- [Saved data entries]:

□ □ □

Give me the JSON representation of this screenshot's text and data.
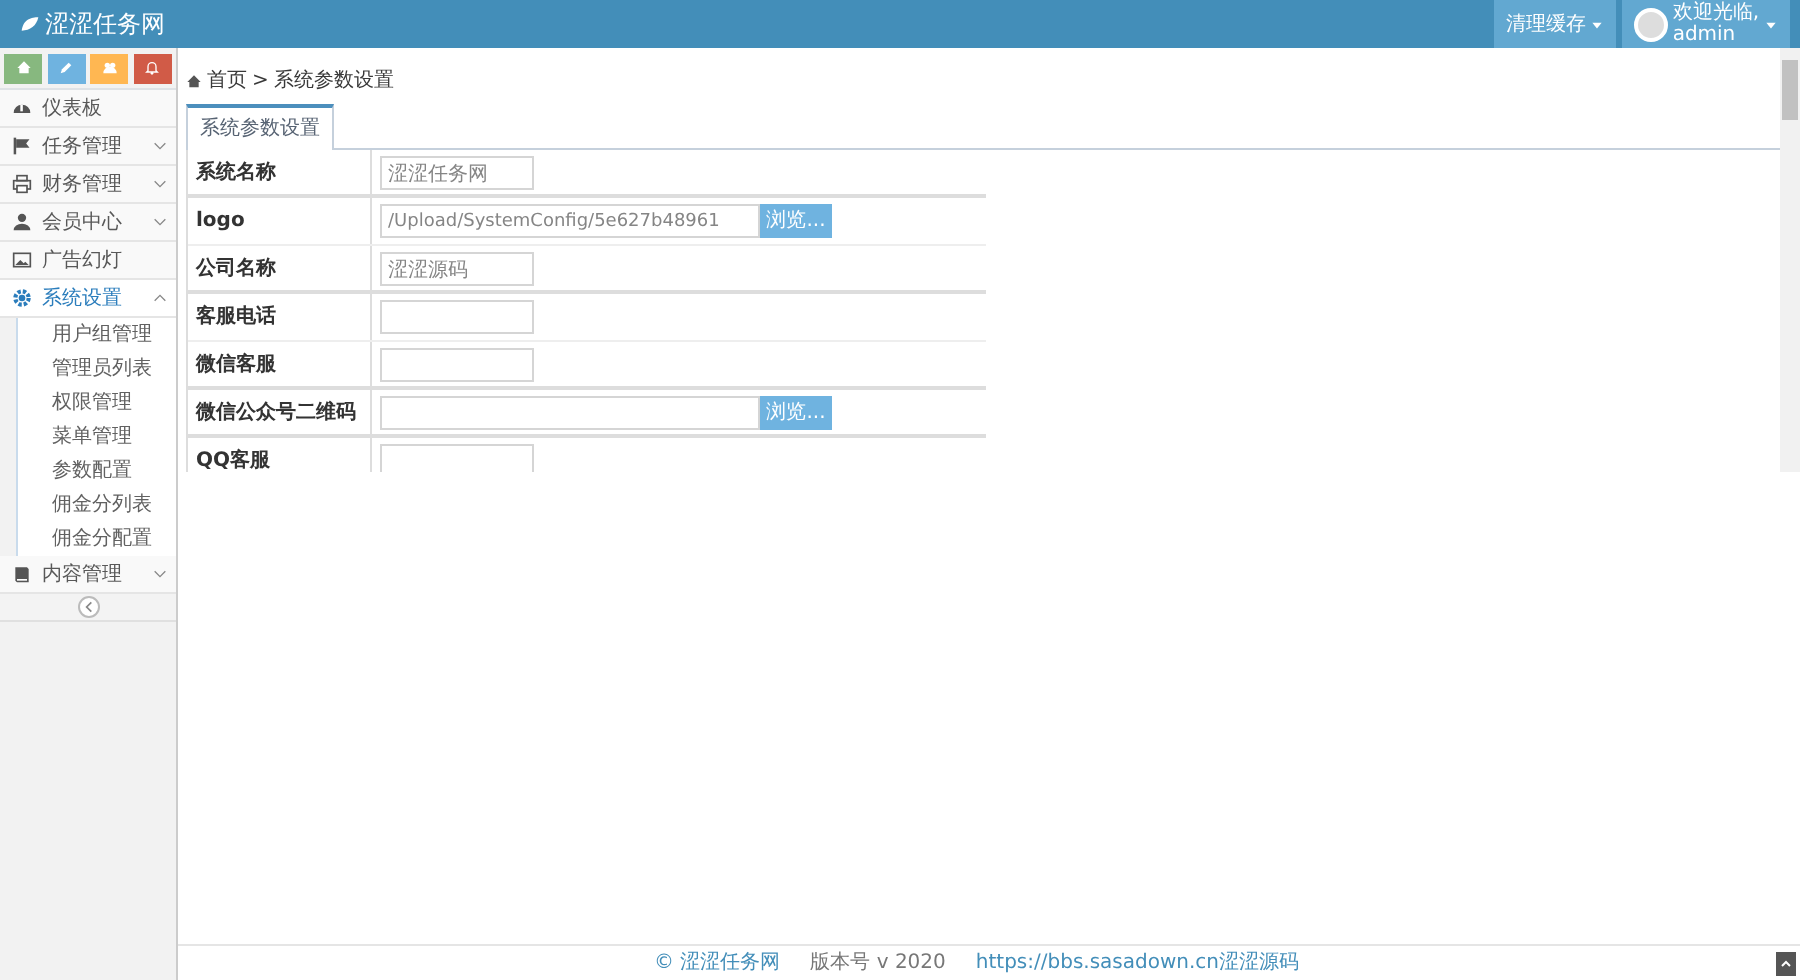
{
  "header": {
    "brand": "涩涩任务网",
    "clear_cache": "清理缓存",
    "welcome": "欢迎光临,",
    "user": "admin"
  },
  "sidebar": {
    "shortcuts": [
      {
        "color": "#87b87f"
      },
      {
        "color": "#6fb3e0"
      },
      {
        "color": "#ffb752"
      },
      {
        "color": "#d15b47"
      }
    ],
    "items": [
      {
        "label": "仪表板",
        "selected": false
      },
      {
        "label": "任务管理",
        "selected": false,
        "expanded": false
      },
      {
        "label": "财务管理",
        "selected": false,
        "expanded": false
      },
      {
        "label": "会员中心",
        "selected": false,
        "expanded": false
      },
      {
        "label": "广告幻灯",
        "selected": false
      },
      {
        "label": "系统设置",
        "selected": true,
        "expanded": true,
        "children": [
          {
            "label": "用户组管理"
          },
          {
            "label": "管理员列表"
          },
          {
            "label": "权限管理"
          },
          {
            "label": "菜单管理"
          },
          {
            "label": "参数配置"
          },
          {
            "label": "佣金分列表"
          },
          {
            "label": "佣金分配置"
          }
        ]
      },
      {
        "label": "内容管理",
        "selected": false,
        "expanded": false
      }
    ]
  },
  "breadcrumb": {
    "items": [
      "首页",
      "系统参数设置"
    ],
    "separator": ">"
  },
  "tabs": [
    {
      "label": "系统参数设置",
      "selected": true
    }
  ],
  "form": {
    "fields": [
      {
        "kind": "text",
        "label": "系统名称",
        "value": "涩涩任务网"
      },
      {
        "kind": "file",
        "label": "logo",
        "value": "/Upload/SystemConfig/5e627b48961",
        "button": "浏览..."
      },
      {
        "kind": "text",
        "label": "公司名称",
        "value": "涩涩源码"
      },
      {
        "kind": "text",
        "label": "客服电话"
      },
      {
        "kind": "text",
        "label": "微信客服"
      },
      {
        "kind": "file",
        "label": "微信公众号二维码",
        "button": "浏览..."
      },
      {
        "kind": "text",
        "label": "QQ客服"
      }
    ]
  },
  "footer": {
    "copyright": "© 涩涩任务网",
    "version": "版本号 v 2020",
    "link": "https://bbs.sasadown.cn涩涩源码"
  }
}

□ □ □

- [WORK TO COMPLETE]:
Find every line that holds "true" and copy it.

- [REPLY]:
        "selected": true,
        "expanded": true,
      "selected": true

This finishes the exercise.